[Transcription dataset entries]
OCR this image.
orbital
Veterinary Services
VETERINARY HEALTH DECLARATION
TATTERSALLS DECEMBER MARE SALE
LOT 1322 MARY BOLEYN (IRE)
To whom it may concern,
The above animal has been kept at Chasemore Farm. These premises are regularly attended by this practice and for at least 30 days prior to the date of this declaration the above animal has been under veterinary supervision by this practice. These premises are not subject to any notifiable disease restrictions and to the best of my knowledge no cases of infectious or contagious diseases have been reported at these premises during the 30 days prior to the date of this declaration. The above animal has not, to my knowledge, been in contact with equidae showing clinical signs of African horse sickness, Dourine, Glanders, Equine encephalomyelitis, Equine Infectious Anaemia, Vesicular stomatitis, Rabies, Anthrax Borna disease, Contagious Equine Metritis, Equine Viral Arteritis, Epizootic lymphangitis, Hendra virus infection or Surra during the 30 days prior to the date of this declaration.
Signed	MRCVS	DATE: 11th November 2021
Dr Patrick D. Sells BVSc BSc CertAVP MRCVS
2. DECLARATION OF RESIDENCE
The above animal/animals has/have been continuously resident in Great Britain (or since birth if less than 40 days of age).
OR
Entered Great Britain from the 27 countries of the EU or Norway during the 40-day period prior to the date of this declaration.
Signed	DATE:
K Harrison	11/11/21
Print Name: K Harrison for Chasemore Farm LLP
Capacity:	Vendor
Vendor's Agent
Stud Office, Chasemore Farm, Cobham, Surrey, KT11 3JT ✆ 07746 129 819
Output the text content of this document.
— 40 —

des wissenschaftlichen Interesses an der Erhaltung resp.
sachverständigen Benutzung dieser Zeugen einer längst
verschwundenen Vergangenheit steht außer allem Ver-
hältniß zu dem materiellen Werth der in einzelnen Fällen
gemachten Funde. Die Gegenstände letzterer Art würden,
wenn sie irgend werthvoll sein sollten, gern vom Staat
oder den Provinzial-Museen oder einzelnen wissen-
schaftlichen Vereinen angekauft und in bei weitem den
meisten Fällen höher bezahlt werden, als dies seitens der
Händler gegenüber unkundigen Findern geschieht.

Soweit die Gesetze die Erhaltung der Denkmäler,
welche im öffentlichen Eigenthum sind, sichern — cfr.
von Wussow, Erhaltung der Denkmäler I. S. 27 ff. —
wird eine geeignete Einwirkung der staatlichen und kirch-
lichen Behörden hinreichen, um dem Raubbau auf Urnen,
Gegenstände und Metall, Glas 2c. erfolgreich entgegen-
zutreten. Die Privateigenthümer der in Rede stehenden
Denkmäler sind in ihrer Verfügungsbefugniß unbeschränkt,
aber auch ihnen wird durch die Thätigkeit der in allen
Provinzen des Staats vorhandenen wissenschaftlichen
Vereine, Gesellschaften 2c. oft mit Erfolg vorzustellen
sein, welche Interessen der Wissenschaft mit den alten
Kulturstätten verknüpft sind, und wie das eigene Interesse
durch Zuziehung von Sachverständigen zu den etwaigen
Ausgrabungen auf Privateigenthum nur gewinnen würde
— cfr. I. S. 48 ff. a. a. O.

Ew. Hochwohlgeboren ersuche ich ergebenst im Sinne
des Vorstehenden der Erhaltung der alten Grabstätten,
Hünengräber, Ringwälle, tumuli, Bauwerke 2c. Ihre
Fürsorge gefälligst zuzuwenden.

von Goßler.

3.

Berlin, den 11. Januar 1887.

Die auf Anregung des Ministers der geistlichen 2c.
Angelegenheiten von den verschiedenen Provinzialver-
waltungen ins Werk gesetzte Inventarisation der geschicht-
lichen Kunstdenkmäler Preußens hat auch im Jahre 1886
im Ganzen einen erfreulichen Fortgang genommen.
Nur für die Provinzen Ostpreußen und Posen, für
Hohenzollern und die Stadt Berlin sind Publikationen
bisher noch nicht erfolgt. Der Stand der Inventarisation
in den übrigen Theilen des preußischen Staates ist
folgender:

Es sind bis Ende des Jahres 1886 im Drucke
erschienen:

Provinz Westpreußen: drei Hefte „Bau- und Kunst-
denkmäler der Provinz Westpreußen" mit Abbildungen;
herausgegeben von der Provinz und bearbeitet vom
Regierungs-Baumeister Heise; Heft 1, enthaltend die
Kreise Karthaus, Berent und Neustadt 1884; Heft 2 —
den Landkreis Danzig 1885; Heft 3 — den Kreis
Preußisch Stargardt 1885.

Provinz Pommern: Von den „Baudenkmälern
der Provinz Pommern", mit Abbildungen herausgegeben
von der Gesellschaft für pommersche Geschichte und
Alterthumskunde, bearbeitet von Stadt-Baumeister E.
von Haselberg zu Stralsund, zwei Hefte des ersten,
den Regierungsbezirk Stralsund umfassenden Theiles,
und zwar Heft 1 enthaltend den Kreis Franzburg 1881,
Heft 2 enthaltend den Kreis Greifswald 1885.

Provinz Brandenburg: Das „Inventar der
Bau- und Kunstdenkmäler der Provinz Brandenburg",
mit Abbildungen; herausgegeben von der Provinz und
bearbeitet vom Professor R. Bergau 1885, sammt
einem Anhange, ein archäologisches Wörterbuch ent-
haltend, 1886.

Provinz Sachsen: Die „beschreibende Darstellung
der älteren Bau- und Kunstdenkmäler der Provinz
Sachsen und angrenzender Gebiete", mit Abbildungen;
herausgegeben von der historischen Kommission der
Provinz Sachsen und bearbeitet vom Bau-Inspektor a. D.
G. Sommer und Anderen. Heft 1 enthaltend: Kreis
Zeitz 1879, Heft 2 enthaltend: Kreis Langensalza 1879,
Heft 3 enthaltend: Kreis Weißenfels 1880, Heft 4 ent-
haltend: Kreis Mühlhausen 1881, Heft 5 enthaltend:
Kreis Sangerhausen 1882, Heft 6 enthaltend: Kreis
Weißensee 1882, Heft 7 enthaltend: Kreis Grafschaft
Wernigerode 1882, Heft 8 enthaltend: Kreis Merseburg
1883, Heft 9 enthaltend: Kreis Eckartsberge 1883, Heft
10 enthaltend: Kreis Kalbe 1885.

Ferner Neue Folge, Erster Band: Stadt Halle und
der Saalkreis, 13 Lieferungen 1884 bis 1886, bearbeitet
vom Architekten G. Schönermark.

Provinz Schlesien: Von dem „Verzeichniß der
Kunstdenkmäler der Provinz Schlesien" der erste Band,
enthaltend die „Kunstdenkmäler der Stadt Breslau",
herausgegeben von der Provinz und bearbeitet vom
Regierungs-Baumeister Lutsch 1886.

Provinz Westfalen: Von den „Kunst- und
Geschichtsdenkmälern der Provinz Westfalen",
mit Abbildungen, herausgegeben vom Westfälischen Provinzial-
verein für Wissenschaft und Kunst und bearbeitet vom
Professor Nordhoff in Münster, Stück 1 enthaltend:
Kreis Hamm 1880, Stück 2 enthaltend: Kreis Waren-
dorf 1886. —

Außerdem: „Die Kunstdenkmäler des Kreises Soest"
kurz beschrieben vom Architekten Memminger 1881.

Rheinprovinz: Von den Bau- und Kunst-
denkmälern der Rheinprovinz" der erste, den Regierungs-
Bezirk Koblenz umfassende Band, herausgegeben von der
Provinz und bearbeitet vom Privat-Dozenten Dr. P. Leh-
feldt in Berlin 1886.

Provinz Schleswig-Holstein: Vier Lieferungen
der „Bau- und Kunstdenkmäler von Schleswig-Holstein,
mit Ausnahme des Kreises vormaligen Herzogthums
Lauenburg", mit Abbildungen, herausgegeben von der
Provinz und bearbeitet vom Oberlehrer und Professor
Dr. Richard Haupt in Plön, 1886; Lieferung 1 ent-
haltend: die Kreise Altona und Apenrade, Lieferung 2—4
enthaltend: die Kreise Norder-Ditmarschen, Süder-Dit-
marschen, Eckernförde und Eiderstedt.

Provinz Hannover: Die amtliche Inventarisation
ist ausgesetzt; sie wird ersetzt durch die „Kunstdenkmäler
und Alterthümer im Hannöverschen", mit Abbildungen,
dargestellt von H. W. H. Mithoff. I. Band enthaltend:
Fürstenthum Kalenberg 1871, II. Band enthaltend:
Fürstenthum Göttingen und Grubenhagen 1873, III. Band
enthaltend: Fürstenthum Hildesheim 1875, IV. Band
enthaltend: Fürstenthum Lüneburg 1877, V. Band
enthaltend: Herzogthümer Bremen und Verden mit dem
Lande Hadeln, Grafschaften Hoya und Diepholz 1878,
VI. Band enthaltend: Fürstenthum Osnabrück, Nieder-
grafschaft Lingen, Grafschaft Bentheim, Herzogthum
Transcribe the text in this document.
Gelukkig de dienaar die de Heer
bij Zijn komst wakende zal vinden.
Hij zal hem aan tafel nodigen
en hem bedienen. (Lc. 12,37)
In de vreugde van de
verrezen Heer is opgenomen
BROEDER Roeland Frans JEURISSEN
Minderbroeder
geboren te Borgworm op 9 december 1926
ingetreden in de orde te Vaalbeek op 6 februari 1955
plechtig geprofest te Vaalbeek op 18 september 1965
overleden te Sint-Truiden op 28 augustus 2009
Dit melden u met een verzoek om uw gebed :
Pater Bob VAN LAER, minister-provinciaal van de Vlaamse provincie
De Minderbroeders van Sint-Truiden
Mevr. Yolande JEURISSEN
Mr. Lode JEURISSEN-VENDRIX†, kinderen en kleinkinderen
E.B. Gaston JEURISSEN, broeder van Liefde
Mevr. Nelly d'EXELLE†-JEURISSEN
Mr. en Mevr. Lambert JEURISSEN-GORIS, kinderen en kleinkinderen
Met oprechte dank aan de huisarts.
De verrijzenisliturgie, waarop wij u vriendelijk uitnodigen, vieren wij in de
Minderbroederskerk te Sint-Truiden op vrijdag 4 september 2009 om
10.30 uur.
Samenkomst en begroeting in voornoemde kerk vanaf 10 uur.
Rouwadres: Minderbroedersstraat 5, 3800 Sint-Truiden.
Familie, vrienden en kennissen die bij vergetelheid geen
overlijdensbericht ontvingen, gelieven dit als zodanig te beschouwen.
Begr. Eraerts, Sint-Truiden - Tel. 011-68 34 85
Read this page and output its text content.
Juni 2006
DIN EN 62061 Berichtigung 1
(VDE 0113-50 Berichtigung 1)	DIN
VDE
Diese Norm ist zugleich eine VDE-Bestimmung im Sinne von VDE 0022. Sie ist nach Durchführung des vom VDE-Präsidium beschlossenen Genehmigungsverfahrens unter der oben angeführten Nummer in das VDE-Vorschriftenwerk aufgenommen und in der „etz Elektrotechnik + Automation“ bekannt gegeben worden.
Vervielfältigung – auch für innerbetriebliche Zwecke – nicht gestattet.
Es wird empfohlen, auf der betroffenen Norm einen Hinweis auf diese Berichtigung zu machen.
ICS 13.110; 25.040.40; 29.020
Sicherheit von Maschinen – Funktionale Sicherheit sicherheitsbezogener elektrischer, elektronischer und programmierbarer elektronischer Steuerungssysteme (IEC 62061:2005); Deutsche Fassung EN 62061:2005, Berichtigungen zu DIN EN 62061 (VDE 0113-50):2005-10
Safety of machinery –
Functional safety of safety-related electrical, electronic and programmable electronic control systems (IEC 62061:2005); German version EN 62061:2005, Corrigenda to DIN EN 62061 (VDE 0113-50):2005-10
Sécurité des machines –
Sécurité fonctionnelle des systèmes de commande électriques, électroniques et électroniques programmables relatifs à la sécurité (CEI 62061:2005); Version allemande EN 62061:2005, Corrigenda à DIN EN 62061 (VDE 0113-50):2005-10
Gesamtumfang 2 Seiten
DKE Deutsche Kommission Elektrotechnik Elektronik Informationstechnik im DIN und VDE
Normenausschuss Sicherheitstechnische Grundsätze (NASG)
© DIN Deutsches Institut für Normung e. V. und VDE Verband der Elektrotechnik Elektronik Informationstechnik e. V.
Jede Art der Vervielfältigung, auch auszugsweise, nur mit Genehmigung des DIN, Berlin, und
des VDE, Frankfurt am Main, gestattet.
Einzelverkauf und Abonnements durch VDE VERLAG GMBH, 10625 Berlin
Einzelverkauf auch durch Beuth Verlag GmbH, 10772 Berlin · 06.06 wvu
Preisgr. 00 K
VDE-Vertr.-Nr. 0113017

## Exercise
Report each line in the preceding entries that holds the string "wissenschaftlichen".

## Response for this exercise
des wissenschaftlichen Interesses an der Erhaltung resp.
Provinzen des Staats vorhandenen wissenschaftlichen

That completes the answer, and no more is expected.